**Your instructions:** Every line below that contains "with" is to be copied.

**Data for the task:**
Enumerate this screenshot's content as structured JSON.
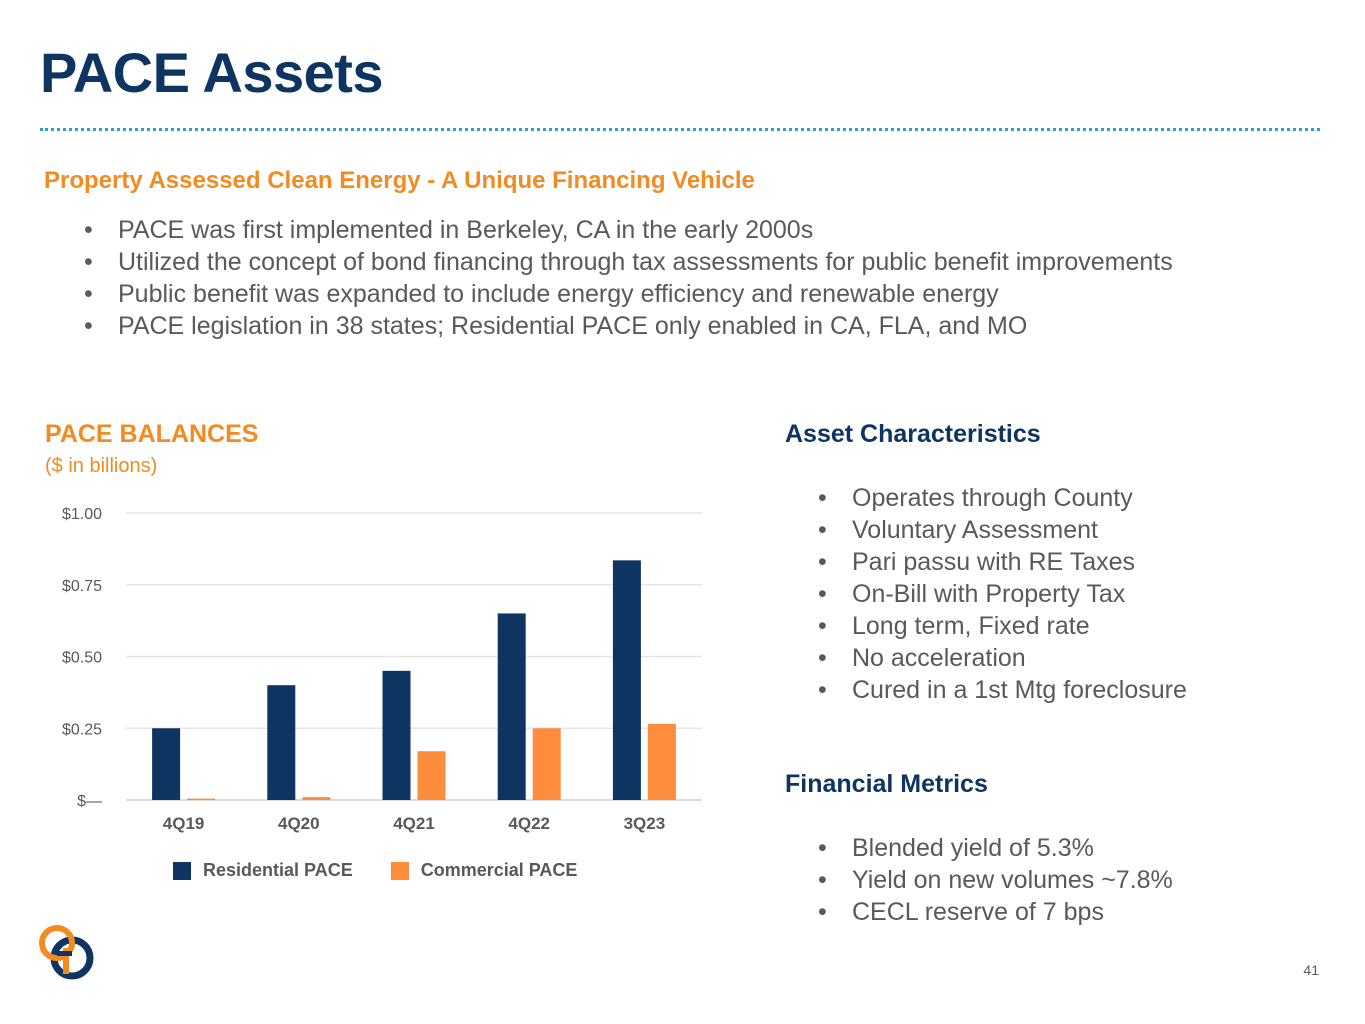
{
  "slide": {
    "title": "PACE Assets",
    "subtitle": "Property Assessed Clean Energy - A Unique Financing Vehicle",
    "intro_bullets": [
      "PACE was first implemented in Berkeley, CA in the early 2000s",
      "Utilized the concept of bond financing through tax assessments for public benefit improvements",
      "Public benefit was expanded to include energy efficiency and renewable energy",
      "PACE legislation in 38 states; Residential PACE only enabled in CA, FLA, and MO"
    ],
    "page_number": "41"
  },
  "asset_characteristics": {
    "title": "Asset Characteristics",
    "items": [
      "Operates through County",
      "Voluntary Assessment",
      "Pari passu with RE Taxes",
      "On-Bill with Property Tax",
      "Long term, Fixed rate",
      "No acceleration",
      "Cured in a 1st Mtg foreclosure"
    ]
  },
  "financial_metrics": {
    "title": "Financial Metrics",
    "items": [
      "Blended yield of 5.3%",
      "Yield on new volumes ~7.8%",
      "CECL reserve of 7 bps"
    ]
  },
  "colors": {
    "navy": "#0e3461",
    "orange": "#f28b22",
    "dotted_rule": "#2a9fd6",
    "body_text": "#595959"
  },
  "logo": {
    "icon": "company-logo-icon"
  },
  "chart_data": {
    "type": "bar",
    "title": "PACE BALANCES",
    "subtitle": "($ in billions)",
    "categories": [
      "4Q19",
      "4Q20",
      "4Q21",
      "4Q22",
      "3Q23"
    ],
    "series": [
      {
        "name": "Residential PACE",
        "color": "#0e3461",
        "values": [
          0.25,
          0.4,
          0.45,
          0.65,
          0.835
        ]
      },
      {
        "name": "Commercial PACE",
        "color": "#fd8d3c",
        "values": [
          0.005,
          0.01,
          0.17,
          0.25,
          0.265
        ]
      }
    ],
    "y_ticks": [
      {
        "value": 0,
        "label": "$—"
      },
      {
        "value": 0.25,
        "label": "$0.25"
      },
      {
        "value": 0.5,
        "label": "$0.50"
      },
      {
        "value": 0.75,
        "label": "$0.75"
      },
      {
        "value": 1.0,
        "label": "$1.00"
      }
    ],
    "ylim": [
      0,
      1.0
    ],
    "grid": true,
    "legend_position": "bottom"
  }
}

**Task response:**
      "Pari passu with RE Taxes",
      "On-Bill with Property Tax",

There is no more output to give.